* Start PROVIDED RECORDS *
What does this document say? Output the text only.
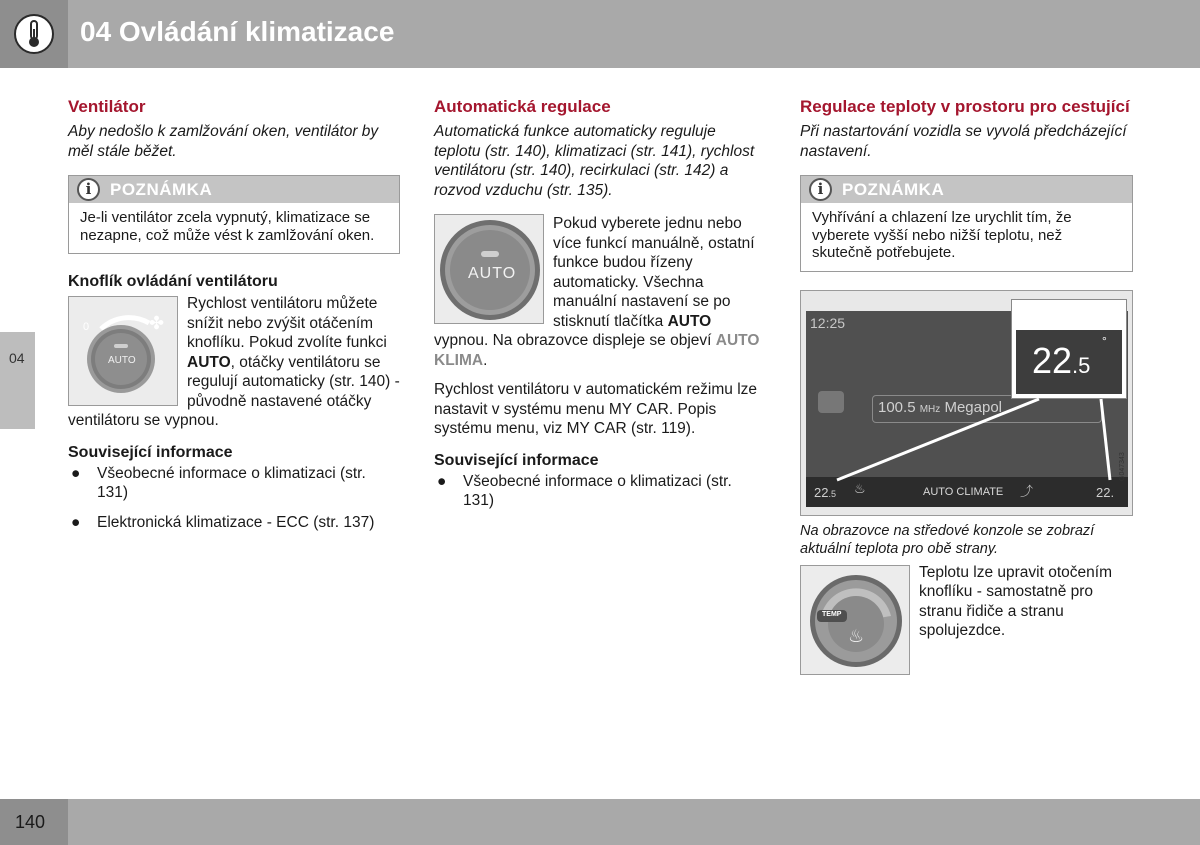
04 Ovládání klimatizace
04
Ventilátor
Aby nedošlo k zamlžování oken, ventilátor by měl stále běžet.
i	POZNÁMKA
Je-li ventilátor zcela vypnutý, klimatizace se nezapne, což může vést k zamlžování oken.
Knoflík ovládání ventilátoru
0	✤
AUTO
Rychlost ventilátoru můžete snížit nebo zvýšit otáčením knoflíku. Pokud zvolíte funkci AUTO, otáčky ventilátoru se regulují automaticky (str. 140) - původně nastavené otáčky ventilátoru se vypnou.
Související informace
● Všeobecné informace o klimatizaci (str. 131)
● Elektronická klimatizace - ECC (str. 137)
Automatická regulace
Automatická funkce automaticky reguluje teplotu (str. 140), klimatizaci (str. 141), rychlost ventilátoru (str. 140), recirkulaci (str. 142) a rozvod vzduchu (str. 135).
AUTO
Pokud vyberete jednu nebo více funkcí manuálně, ostatní funkce budou řízeny automaticky. Všechna manuální nastavení se po stisknutí tlačítka AUTO vypnou. Na obrazovce displeje se objeví AUTO KLIMA.
Rychlost ventilátoru v automatickém režimu lze nastavit v systému menu MY CAR. Popis systému menu, viz MY CAR (str. 119).
Související informace
● Všeobecné informace o klimatizaci (str. 131)
Regulace teploty v prostoru pro cestující
Při nastartování vozidla se vyvolá předcházející nastavení.
i	POZNÁMKA
Vyhřívání a chlazení lze urychlit tím, že vyberete vyšší nebo nižší teplotu, než skutečně potřebujete.
12:25
100.5 MHz Megapol
22.5 ♨	AUTO CLIMATE ⤴	22.
22.5
°
G047343
Na obrazovce na středové konzole se zobrazí aktuální teplota pro obě strany.
TEMP
♨
Teplotu lze upravit otočením knoflíku - samostatně pro stranu řidiče a stranu spolujezdce.
140
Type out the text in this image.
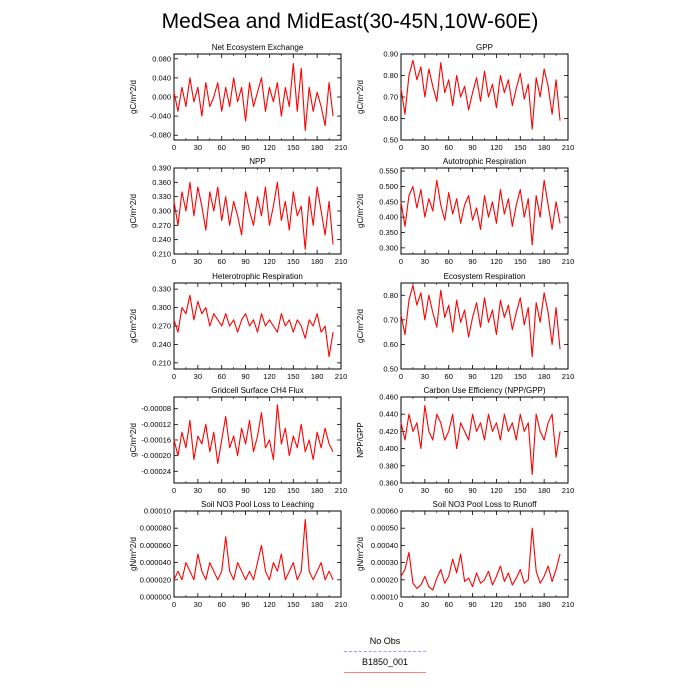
MedSea and MidEast(30-45N,10W-60E)
Net Ecosystem Exchange
0 30 60 90 120 150 180 210
-0.080
-0.040
0.000
0.040
0.080
gC/m^2/d
GPP
0 30 60 90 120 150 180 210
0.50
0.60
0.70
0.80
0.90
gC/m^2/d
NPP
0 30 60 90 120 150 180 210
0.210
0.240
0.270
0.300
0.330
0.360
0.390
gC/m^2/d
Autotrophic Respiration
0 30 60 90 120 150 180 210
0.300
0.350
0.400
0.450
0.500
0.550
gC/m^2/d
Heterotrophic Respiration
0 30 60 90 120 150 180 210
0.210
0.240
0.270
0.300
0.330
gC/m^2/d
Ecosystem Respiration
0 30 60 90 120 150 180 210
0.50
0.60
0.70
0.80
gC/m^2/d
Gridcell Surface CH4 Flux
0 30 60 90 120 150 180 210
-0.00024
-0.00020
-0.00016
-0.00012
-0.00008
gC/m^2/d
Carbon Use Efficiency (NPP/GPP)
0 30 60 90 120 150 180 210
0.360
0.380
0.400
0.420
0.440
0.460
NPP/GPP
Soil NO3 Pool Loss to Leaching
0 30 60 90 120 150 180 210
0.000000
0.000020
0.000040
0.000060
0.000080
0.00010
gN/m^2/d
Soil NO3 Pool Loss to Runoff
0 30 60 90 120 150 180 210
0.00010
0.00020
0.00030
0.00040
0.00050
0.00060
gN/m^2/d
No Obs
B1850_001
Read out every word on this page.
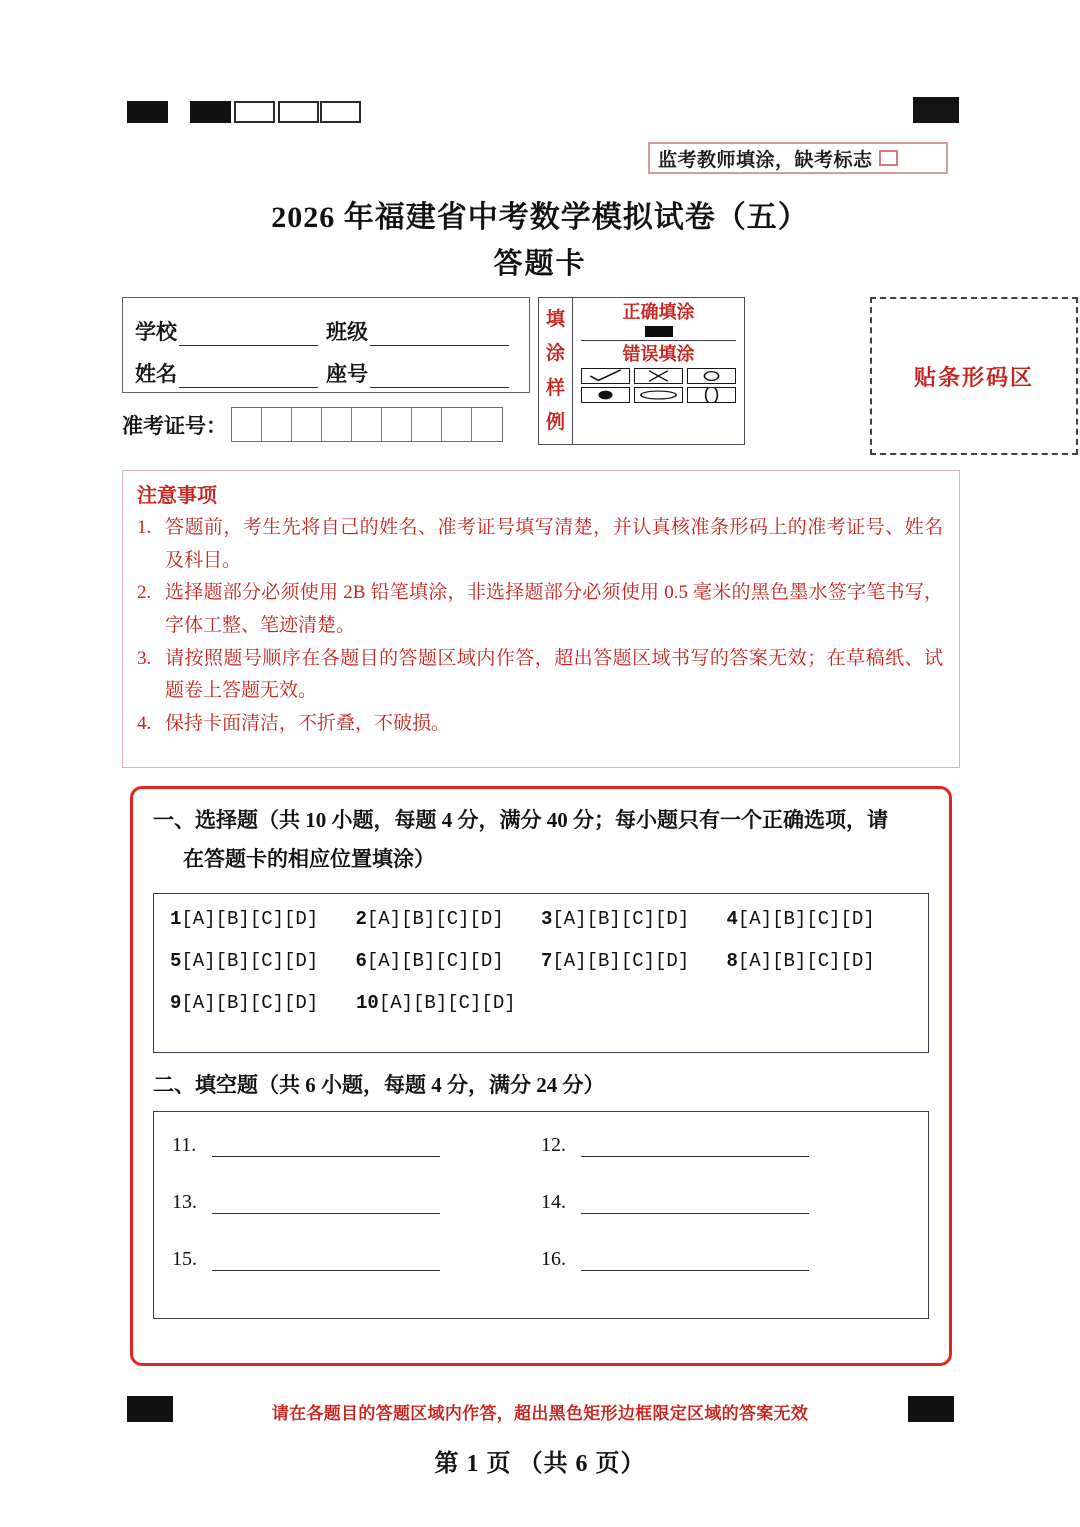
监考教师填涂，缺考标志
2026 年福建省中考数学模拟试卷（五）
答题卡
学校	班级
姓名	座号
准考证号：
填
涂
样
例
正确填涂
错误填涂
贴条形码区
注意事项
1. 答题前，考生先将自己的姓名、准考证号填写清楚，并认真核准条形码上的准考证号、姓名及科目。
2. 选择题部分必须使用 2B 铅笔填涂，非选择题部分必须使用 0.5 毫米的黑色墨水签字笔书写，字体工整、笔迹清楚。
3. 请按照题号顺序在各题目的答题区域内作答，超出答题区域书写的答案无效；在草稿纸、试题卷上答题无效。
4. 保持卡面清洁，不折叠，不破损。
一、选择题（共 10 小题，每题 4 分，满分 40 分；每小题只有一个正确选项，请
在答题卡的相应位置填涂）
1[A][B][C][D]	2[A][B][C][D]	3[A][B][C][D]	4[A][B][C][D]
5[A][B][C][D]	6[A][B][C][D]	7[A][B][C][D]	8[A][B][C][D]
9[A][B][C][D]	10[A][B][C][D]
二、填空题（共 6 小题，每题 4 分，满分 24 分）
11.	12.
13.	14.
15.	16.
请在各题目的答题区域内作答，超出黑色矩形边框限定区域的答案无效
第 1 页 （共 6 页）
* End PROVIDED RECORDS *
Repeat all the data as it stands, dropping any images it holds.

What does this document say? Output the text only.
04 Ovládání klimatizace
04
Ventilátor
Aby nedošlo k zamlžování oken, ventilátor by měl stále běžet.
i	POZNÁMKA
Je-li ventilátor zcela vypnutý, klimatizace se nezapne, což může vést k zamlžování oken.
Knoflík ovládání ventilátoru
0	✤
AUTO
Rychlost ventilátoru můžete snížit nebo zvýšit otáčením knoflíku. Pokud zvolíte funkci AUTO, otáčky ventilátoru se regulují automaticky (str. 140) - původně nastavené otáčky ventilátoru se vypnou.
Související informace
● Všeobecné informace o klimatizaci (str. 131)
● Elektronická klimatizace - ECC (str. 137)
Automatická regulace
Automatická funkce automaticky reguluje teplotu (str. 140), klimatizaci (str. 141), rychlost ventilátoru (str. 140), recirkulaci (str. 142) a rozvod vzduchu (str. 135).
AUTO
Pokud vyberete jednu nebo více funkcí manuálně, ostatní funkce budou řízeny automaticky. Všechna manuální nastavení se po stisknutí tlačítka AUTO vypnou. Na obrazovce displeje se objeví AUTO KLIMA.
Rychlost ventilátoru v automatickém režimu lze nastavit v systému menu MY CAR. Popis systému menu, viz MY CAR (str. 119).
Související informace
● Všeobecné informace o klimatizaci (str. 131)
Regulace teploty v prostoru pro cestující
Při nastartování vozidla se vyvolá předcházející nastavení.
i	POZNÁMKA
Vyhřívání a chlazení lze urychlit tím, že vyberete vyšší nebo nižší teplotu, než skutečně potřebujete.
12:25
100.5 MHz Megapol
22.5 ♨	AUTO CLIMATE ⤴	22.
22.5
°
G047343
Na obrazovce na středové konzole se zobrazí aktuální teplota pro obě strany.
TEMP
♨
Teplotu lze upravit otočením knoflíku - samostatně pro stranu řidiče a stranu spolujezdce.
140
Type out the text in this image.
MedSea and MidEast(30-45N,10W-60E)
Net Ecosystem Exchange
0 30 60 90 120 150 180 210
-0.080
-0.040
0.000
0.040
0.080
gC/m^2/d
GPP
0 30 60 90 120 150 180 210
0.50
0.60
0.70
0.80
0.90
gC/m^2/d
NPP
0 30 60 90 120 150 180 210
0.210
0.240
0.270
0.300
0.330
0.360
0.390
gC/m^2/d
Autotrophic Respiration
0 30 60 90 120 150 180 210
0.300
0.350
0.400
0.450
0.500
0.550
gC/m^2/d
Heterotrophic Respiration
0 30 60 90 120 150 180 210
0.210
0.240
0.270
0.300
0.330
gC/m^2/d
Ecosystem Respiration
0 30 60 90 120 150 180 210
0.50
0.60
0.70
0.80
gC/m^2/d
Gridcell Surface CH4 Flux
0 30 60 90 120 150 180 210
-0.00024
-0.00020
-0.00016
-0.00012
-0.00008
gC/m^2/d
Carbon Use Efficiency (NPP/GPP)
0 30 60 90 120 150 180 210
0.360
0.380
0.400
0.420
0.440
0.460
NPP/GPP
Soil NO3 Pool Loss to Leaching
0 30 60 90 120 150 180 210
0.000000
0.000020
0.000040
0.000060
0.000080
0.00010
gN/m^2/d
Soil NO3 Pool Loss to Runoff
0 30 60 90 120 150 180 210
0.00010
0.00020
0.00030
0.00040
0.00050
0.00060
gN/m^2/d
No Obs
B1850_001
Read out every word on this page.
监考教师填涂，缺考标志
2026 年福建省中考数学模拟试卷（五）
答题卡
学校	班级
姓名	座号
准考证号：
填
涂
样
例
正确填涂
错误填涂
贴条形码区
注意事项
1. 答题前，考生先将自己的姓名、准考证号填写清楚，并认真核准条形码上的准考证号、姓名及科目。
2. 选择题部分必须使用 2B 铅笔填涂，非选择题部分必须使用 0.5 毫米的黑色墨水签字笔书写，字体工整、笔迹清楚。
3. 请按照题号顺序在各题目的答题区域内作答，超出答题区域书写的答案无效；在草稿纸、试题卷上答题无效。
4. 保持卡面清洁，不折叠，不破损。
一、选择题（共 10 小题，每题 4 分，满分 40 分；每小题只有一个正确选项，请
在答题卡的相应位置填涂）
1[A][B][C][D]	2[A][B][C][D]	3[A][B][C][D]	4[A][B][C][D]
5[A][B][C][D]	6[A][B][C][D]	7[A][B][C][D]	8[A][B][C][D]
9[A][B][C][D]	10[A][B][C][D]
二、填空题（共 6 小题，每题 4 分，满分 24 分）
11.	12.
13.	14.
15.	16.
请在各题目的答题区域内作答，超出黑色矩形边框限定区域的答案无效
第 1 页 （共 6 页）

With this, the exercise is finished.